Identify each line below containing the string "Your" and copy it.

[Records from a data source]
* * * *

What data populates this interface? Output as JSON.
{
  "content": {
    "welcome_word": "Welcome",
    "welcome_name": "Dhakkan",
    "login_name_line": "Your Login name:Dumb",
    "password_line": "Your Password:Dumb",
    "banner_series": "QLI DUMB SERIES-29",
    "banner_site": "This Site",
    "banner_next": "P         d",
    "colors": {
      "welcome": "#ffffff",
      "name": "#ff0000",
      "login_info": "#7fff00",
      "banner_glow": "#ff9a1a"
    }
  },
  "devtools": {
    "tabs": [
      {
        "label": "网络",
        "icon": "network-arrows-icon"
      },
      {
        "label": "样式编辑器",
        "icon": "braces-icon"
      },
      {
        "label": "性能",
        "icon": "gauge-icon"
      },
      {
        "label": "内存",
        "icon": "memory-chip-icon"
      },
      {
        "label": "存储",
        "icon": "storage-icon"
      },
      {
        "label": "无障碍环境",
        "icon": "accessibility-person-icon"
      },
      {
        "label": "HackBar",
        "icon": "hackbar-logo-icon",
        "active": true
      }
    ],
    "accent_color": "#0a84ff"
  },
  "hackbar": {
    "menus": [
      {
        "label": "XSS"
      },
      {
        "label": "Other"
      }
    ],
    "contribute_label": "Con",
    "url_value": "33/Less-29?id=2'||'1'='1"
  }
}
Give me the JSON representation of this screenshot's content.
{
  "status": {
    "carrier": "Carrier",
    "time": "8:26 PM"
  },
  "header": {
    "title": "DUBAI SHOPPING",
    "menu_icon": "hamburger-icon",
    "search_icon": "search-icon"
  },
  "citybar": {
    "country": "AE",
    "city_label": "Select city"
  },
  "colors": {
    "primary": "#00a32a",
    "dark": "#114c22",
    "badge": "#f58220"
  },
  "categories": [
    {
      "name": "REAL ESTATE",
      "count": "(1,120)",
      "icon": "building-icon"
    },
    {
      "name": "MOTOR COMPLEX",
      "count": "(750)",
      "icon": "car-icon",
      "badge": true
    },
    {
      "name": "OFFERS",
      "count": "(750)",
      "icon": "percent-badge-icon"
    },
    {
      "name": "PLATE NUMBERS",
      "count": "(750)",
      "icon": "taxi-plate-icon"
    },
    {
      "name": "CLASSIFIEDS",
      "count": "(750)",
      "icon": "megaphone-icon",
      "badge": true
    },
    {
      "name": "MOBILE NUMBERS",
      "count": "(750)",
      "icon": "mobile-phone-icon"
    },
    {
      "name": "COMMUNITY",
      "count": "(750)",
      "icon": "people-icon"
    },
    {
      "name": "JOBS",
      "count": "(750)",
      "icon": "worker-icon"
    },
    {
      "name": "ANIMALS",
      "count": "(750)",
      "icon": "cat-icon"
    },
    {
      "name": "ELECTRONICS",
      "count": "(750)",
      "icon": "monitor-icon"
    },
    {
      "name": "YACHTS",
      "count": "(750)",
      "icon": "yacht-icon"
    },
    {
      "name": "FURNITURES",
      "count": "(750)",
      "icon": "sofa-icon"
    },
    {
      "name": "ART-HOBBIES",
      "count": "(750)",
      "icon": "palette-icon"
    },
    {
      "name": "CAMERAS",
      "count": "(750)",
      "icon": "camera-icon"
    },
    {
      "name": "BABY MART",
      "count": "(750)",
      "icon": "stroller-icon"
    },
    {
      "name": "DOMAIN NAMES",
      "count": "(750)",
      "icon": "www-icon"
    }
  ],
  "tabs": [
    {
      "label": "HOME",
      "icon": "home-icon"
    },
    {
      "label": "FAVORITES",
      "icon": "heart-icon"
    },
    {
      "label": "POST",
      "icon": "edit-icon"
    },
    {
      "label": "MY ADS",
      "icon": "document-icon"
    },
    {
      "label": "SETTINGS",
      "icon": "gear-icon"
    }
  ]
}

* * * *

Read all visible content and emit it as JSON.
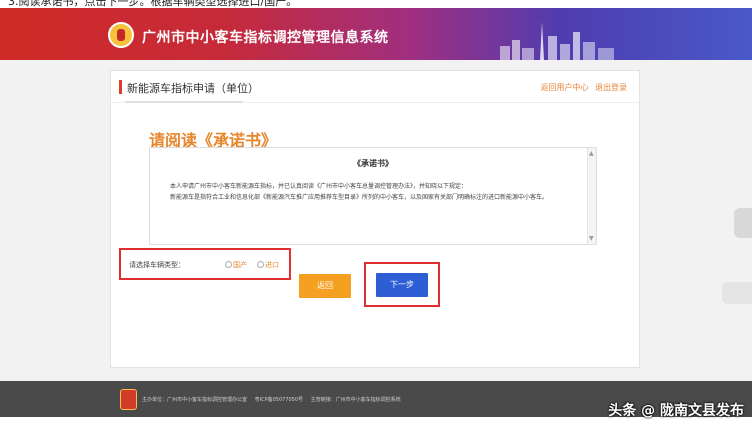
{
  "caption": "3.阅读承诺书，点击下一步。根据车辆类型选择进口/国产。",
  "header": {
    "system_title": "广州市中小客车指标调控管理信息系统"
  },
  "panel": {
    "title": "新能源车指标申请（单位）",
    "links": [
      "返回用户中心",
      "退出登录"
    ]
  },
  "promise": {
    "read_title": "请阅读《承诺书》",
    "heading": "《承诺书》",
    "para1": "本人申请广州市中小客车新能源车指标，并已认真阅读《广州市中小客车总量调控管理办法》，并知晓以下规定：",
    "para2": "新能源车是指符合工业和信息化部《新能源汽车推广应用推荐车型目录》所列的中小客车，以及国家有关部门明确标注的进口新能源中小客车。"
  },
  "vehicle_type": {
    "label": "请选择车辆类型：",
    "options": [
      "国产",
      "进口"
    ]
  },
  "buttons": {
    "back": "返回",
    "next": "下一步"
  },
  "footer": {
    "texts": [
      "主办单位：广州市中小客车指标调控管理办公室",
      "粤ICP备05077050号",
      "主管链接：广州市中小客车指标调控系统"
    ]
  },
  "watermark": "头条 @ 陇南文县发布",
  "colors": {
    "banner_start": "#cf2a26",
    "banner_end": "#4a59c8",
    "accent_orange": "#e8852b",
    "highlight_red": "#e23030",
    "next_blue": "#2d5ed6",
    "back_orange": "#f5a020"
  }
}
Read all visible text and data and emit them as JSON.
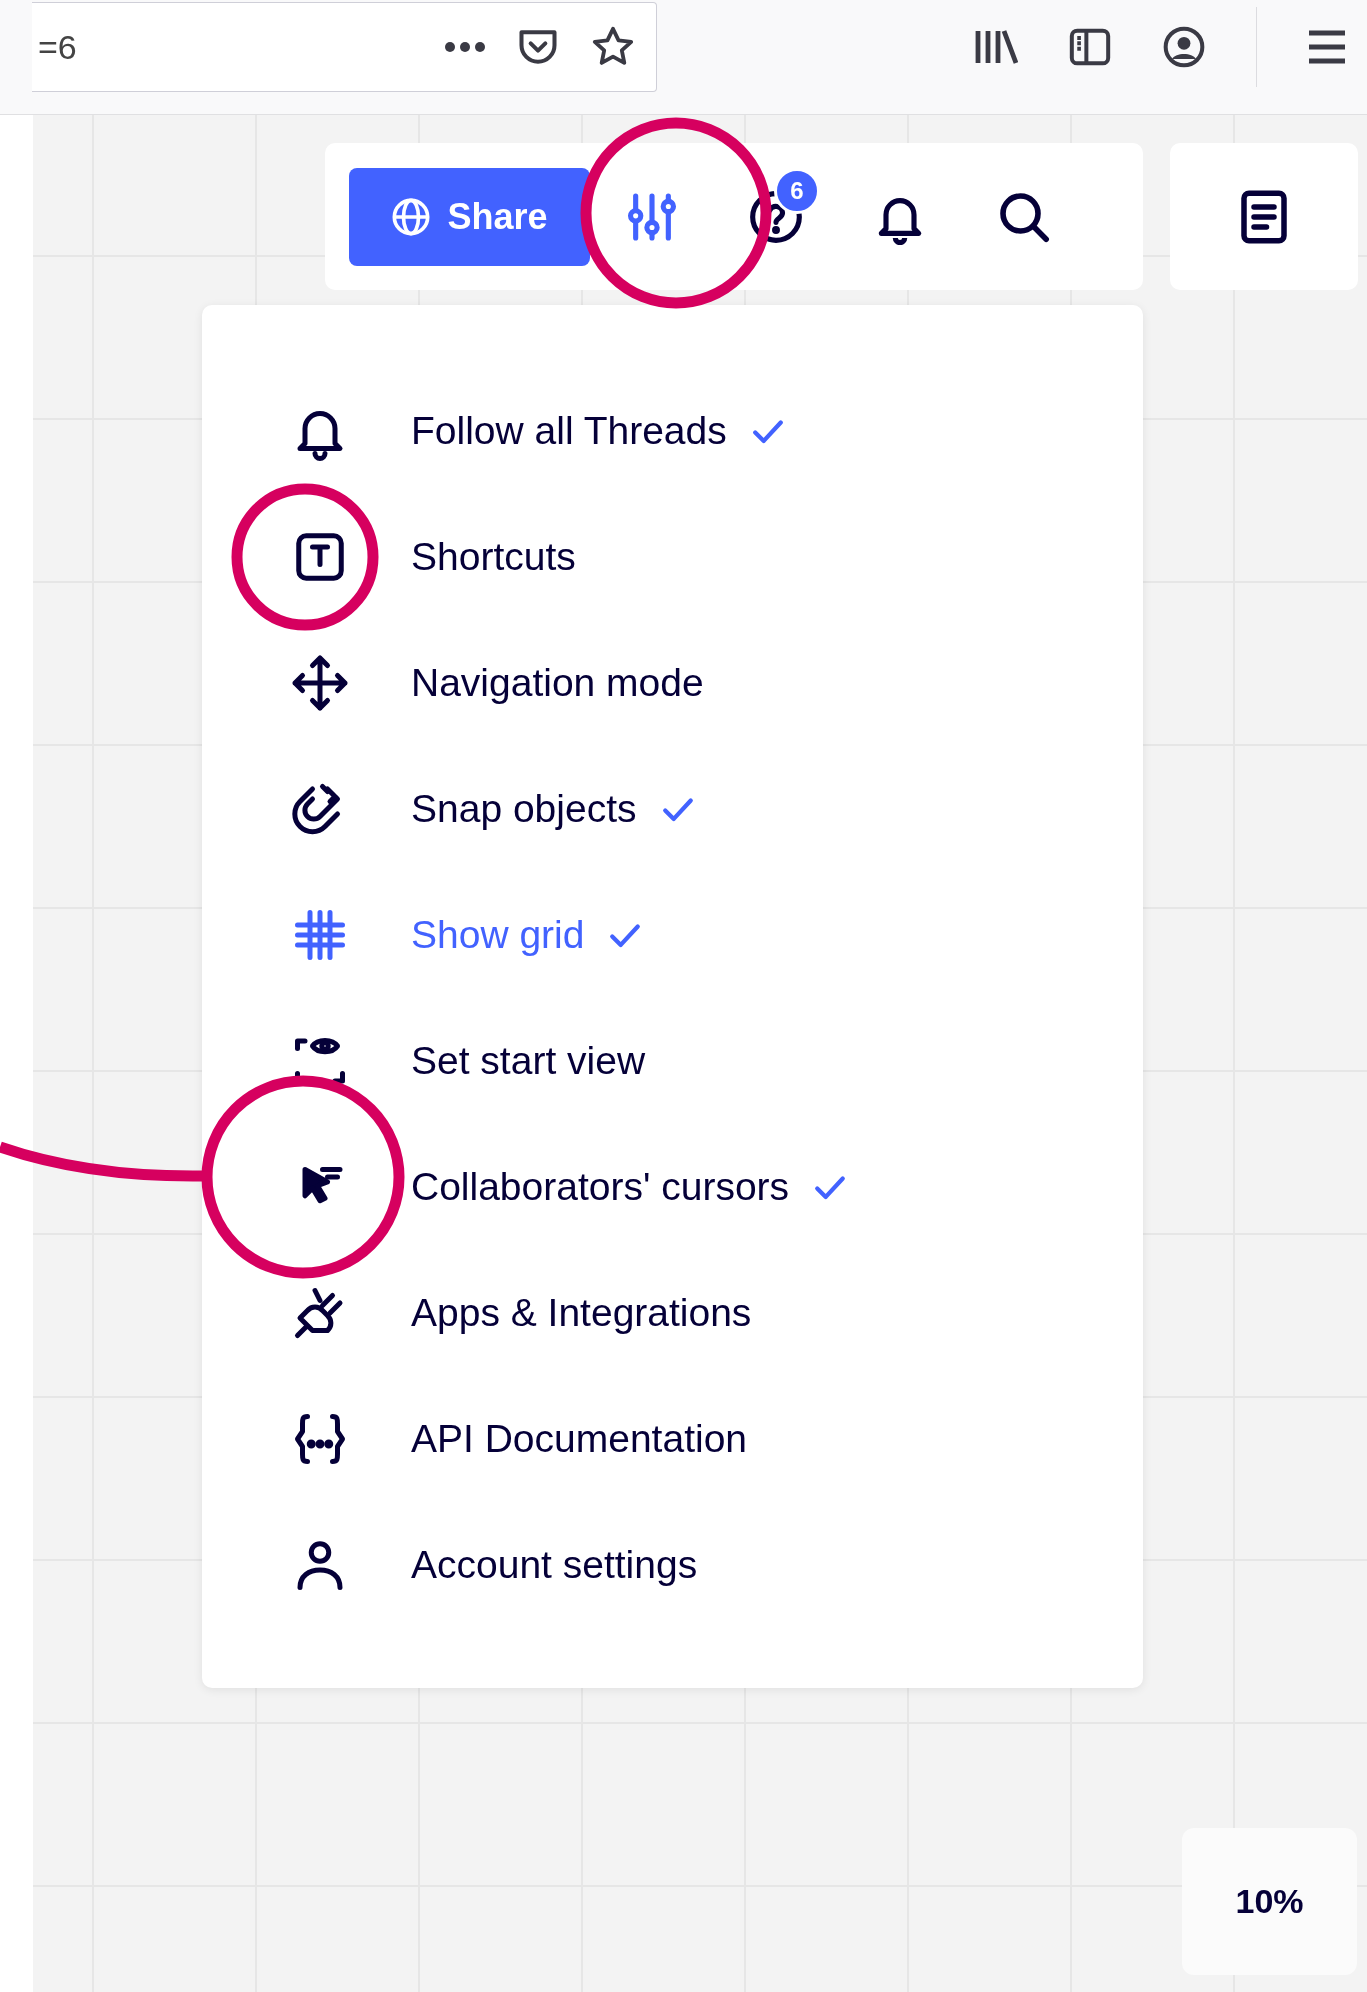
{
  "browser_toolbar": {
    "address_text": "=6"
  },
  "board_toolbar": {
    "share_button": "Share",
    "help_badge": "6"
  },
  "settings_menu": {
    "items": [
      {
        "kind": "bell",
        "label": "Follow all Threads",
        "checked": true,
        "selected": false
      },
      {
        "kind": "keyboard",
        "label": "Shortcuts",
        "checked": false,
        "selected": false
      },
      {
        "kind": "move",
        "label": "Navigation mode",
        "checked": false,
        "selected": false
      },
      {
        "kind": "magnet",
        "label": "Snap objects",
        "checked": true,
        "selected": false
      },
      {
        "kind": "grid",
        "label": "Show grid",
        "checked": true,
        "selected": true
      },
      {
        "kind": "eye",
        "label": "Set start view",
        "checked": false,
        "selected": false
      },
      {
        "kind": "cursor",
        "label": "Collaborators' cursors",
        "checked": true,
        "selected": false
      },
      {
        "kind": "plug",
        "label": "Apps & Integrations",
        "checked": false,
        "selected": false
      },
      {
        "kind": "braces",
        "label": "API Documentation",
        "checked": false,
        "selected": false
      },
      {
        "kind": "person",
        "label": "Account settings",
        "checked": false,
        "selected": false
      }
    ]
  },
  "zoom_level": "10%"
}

* * * *

Correct response
    "login_name_line": "Your Login name:Dumb",
    "password_line": "Your Password:Dumb",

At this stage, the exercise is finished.